-- Start Data for this task --

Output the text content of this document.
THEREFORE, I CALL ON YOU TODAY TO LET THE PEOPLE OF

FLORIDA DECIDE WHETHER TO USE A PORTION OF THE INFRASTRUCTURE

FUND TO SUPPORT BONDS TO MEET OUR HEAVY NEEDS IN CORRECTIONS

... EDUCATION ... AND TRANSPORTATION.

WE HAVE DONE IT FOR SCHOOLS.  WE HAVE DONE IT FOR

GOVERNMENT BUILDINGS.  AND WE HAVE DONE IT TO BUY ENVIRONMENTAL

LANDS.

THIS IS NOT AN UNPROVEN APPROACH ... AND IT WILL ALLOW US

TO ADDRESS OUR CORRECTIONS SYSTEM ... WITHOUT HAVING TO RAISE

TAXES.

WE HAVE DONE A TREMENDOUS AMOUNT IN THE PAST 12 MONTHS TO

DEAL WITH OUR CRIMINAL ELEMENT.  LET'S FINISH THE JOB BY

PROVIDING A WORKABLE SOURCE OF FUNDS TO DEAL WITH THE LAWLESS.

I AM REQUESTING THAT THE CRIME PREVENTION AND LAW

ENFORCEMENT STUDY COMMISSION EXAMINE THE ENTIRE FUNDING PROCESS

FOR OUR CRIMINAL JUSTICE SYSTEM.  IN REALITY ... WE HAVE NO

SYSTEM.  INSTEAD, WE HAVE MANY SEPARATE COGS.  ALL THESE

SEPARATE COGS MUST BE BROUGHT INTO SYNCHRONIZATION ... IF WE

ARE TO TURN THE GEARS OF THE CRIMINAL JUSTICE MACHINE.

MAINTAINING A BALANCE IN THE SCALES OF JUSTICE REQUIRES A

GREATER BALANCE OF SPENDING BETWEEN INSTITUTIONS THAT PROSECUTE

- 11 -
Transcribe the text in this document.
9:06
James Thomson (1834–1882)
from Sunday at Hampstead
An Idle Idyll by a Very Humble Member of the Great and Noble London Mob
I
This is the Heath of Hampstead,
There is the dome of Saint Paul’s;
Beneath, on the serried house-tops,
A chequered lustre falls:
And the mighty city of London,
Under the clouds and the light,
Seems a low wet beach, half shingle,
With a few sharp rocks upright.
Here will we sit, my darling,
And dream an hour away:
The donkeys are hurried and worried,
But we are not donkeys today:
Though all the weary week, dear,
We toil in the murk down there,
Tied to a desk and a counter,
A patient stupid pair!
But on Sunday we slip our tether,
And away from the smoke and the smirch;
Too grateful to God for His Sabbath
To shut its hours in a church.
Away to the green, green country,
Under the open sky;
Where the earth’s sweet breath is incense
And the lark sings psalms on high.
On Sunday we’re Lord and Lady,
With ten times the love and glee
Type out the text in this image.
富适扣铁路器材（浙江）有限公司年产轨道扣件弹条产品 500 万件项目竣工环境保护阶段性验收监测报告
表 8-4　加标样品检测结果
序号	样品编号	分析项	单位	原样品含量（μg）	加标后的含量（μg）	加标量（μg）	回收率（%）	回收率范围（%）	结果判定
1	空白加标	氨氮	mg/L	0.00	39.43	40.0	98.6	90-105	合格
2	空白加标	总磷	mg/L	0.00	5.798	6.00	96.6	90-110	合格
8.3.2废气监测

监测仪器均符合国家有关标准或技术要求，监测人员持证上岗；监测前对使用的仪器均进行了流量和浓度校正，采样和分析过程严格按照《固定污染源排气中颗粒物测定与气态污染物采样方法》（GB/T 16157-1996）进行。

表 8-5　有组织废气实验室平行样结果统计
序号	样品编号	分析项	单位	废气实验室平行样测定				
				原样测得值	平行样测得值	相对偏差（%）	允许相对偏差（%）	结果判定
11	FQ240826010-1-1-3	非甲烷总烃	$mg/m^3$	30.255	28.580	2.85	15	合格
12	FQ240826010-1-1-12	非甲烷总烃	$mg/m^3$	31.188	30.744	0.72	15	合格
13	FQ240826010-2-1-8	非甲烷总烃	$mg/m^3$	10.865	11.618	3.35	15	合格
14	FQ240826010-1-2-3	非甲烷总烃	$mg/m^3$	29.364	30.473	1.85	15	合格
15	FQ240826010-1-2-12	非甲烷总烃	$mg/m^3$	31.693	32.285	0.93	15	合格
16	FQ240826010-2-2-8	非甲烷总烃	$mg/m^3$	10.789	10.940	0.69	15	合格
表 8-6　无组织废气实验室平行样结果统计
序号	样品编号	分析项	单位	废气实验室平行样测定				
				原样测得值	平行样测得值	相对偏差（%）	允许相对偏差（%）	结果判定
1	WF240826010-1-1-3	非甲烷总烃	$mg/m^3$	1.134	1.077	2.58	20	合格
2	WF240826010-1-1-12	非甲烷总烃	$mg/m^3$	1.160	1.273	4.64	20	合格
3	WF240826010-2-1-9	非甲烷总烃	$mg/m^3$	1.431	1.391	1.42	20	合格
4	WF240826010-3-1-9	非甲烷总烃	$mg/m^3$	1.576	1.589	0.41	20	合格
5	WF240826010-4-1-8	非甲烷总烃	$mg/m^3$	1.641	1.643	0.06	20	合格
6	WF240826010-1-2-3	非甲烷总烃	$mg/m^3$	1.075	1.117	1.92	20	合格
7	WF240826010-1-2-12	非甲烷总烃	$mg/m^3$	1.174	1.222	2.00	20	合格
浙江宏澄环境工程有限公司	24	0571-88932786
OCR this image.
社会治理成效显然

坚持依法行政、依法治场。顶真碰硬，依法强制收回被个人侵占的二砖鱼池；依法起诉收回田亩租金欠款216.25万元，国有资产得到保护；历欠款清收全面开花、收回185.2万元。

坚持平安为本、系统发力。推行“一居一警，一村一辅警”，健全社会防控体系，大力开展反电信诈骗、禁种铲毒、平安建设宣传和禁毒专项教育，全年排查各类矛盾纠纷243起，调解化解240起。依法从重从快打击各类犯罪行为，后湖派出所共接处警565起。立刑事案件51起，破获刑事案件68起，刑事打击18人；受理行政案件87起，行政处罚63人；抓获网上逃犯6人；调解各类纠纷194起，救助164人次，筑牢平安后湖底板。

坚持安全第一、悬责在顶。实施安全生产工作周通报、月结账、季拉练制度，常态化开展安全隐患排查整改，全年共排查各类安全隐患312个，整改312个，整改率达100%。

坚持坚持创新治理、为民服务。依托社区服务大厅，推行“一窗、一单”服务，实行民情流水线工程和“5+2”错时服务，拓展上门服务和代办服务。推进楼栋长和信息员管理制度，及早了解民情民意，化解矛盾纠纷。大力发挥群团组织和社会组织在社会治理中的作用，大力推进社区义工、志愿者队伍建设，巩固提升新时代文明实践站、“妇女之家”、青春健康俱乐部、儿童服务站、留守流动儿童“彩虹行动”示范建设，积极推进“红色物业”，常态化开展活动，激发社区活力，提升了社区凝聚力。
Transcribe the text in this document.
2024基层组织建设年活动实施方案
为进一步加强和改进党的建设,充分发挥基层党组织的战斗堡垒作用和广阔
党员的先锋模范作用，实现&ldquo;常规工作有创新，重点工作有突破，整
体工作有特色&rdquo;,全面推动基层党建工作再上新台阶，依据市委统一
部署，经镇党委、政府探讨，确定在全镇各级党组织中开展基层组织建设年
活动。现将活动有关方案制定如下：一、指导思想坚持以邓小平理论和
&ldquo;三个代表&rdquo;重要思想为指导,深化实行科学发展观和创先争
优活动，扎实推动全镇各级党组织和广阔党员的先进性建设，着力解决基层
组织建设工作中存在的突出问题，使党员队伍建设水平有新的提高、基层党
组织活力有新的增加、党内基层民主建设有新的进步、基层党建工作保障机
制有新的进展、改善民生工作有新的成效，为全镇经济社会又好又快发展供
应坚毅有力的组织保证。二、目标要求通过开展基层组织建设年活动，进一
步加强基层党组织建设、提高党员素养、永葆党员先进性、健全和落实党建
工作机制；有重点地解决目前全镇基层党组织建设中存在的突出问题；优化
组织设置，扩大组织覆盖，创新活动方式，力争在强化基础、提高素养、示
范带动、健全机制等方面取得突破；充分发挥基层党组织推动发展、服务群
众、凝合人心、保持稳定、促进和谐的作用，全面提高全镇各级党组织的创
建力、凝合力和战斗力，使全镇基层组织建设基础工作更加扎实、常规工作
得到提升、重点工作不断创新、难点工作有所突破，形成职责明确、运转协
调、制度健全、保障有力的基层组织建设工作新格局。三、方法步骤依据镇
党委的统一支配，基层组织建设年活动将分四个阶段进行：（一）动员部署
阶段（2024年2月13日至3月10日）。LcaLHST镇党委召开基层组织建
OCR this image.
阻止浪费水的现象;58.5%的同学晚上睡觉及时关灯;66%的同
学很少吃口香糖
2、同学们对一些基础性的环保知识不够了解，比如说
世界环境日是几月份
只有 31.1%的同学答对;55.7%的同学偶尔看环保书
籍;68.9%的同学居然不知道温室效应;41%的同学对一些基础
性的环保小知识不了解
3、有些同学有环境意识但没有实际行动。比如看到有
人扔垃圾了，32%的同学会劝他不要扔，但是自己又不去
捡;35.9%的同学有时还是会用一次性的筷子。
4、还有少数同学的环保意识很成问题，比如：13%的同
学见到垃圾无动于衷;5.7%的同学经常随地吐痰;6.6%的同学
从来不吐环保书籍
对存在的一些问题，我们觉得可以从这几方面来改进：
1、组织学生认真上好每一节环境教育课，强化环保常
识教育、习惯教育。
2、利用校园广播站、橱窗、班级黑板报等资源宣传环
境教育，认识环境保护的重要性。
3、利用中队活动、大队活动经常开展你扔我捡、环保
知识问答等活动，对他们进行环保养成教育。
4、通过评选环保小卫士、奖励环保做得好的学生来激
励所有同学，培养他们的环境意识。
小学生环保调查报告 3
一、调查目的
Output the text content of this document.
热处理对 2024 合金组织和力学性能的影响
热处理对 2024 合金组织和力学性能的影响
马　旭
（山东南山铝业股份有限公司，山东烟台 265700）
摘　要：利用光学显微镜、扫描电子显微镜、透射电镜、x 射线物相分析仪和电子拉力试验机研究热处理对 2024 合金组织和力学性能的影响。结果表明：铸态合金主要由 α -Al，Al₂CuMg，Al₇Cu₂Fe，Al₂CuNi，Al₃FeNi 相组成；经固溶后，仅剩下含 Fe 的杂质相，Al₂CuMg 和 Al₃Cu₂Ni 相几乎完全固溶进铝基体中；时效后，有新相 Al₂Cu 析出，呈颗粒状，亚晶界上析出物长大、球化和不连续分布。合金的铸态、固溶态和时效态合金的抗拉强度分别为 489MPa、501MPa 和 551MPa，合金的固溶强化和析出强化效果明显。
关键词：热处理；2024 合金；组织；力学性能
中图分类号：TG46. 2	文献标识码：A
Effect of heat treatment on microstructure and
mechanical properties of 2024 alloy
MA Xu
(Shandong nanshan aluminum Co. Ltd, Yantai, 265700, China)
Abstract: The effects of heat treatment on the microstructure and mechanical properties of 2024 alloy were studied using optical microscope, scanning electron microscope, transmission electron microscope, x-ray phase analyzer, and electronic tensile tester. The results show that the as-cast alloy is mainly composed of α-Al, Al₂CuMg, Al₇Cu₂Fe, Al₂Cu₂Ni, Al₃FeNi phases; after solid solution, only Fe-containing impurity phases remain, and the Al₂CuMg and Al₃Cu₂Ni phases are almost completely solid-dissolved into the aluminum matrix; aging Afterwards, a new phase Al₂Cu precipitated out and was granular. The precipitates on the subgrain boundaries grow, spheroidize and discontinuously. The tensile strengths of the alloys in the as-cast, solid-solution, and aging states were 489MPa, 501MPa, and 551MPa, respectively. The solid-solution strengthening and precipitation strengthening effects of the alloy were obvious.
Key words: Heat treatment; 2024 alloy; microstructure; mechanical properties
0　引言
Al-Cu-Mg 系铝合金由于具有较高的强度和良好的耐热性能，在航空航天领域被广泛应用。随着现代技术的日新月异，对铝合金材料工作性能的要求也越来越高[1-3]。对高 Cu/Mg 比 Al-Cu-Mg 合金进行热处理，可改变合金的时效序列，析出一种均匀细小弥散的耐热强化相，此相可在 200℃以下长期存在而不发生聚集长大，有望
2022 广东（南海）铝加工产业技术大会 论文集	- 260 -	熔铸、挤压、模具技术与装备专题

-- End Data for this task --

◆ **What needs to be done**
Look through the records and gather each line with the word "COGS".

◆ **Solved problem**
SYSTEM.  INSTEAD, WE HAVE MANY SEPARATE COGS.  ALL THESE
SEPARATE COGS MUST BE BROUGHT INTO SYNCHRONIZATION ... IF WE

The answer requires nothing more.